▶ Task instructions: Copy out the records precisely, omitting pictures.

▶ Data rows:
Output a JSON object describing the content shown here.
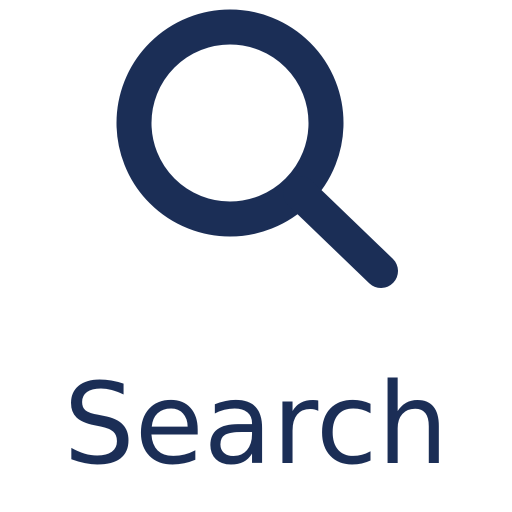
{
  "colors": {
    "accent": "#1B2E56",
    "background": "#FFFFFF"
  },
  "icon": {
    "name": "search-icon"
  },
  "label": {
    "text": "Search"
  }
}
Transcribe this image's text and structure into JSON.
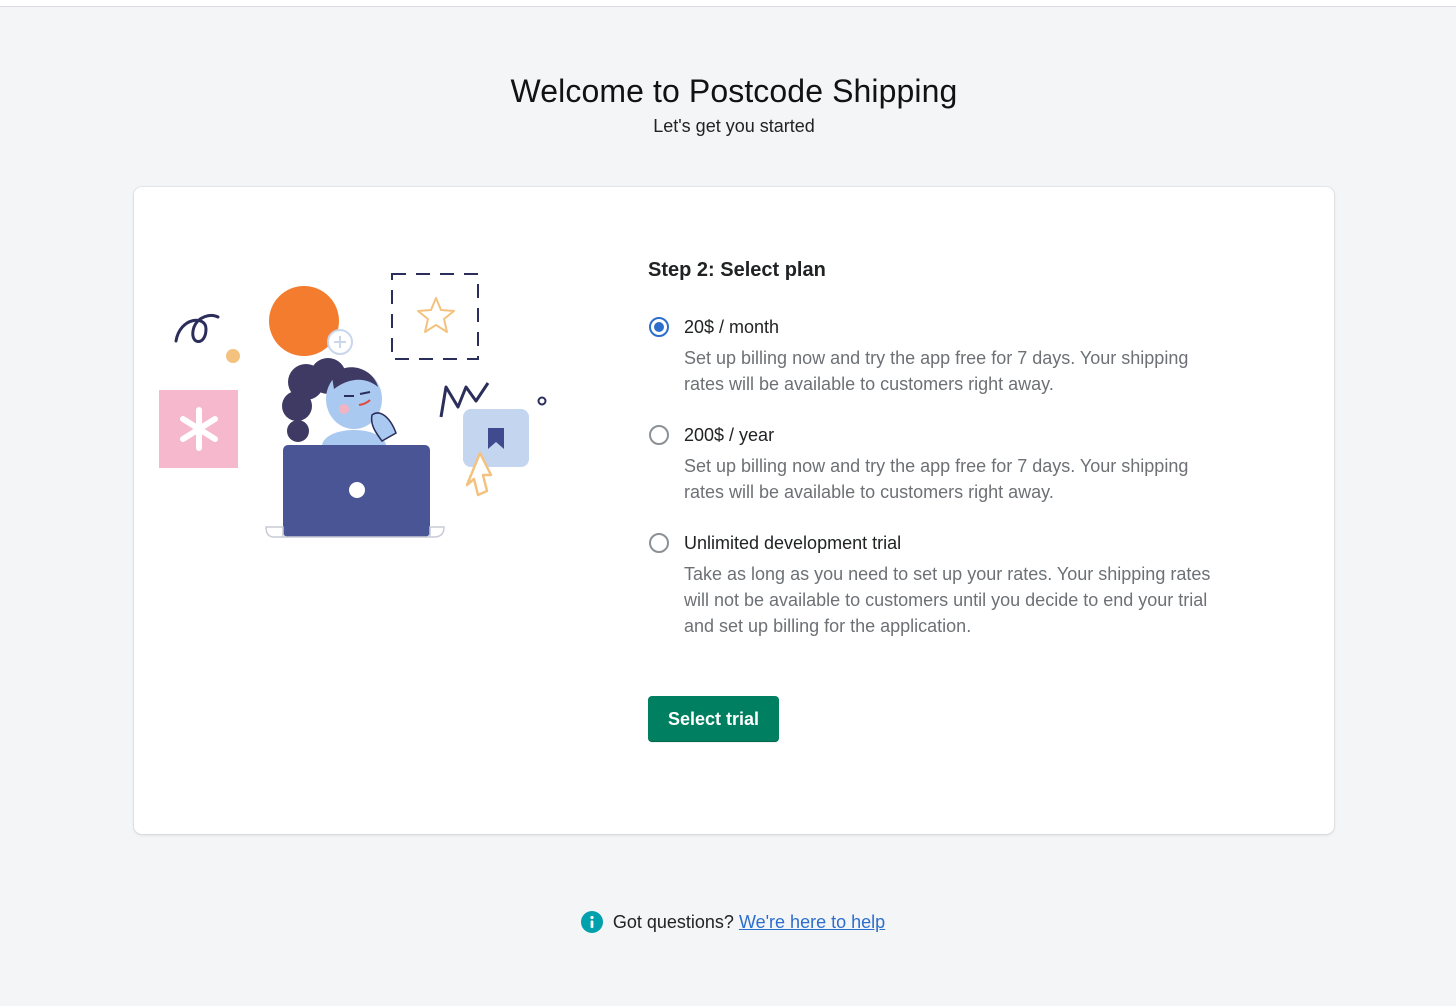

▶ Output for this task:
Output a JSON object describing the content shown here.
{
  "colors": {
    "accent": "#1B2E56",
    "background": "#FFFFFF"
  },
  "icon": {
    "name": "search-icon"
  },
  "label": {
    "text": "Search"
  }
}
Transcribe this image's text and structure into JSON.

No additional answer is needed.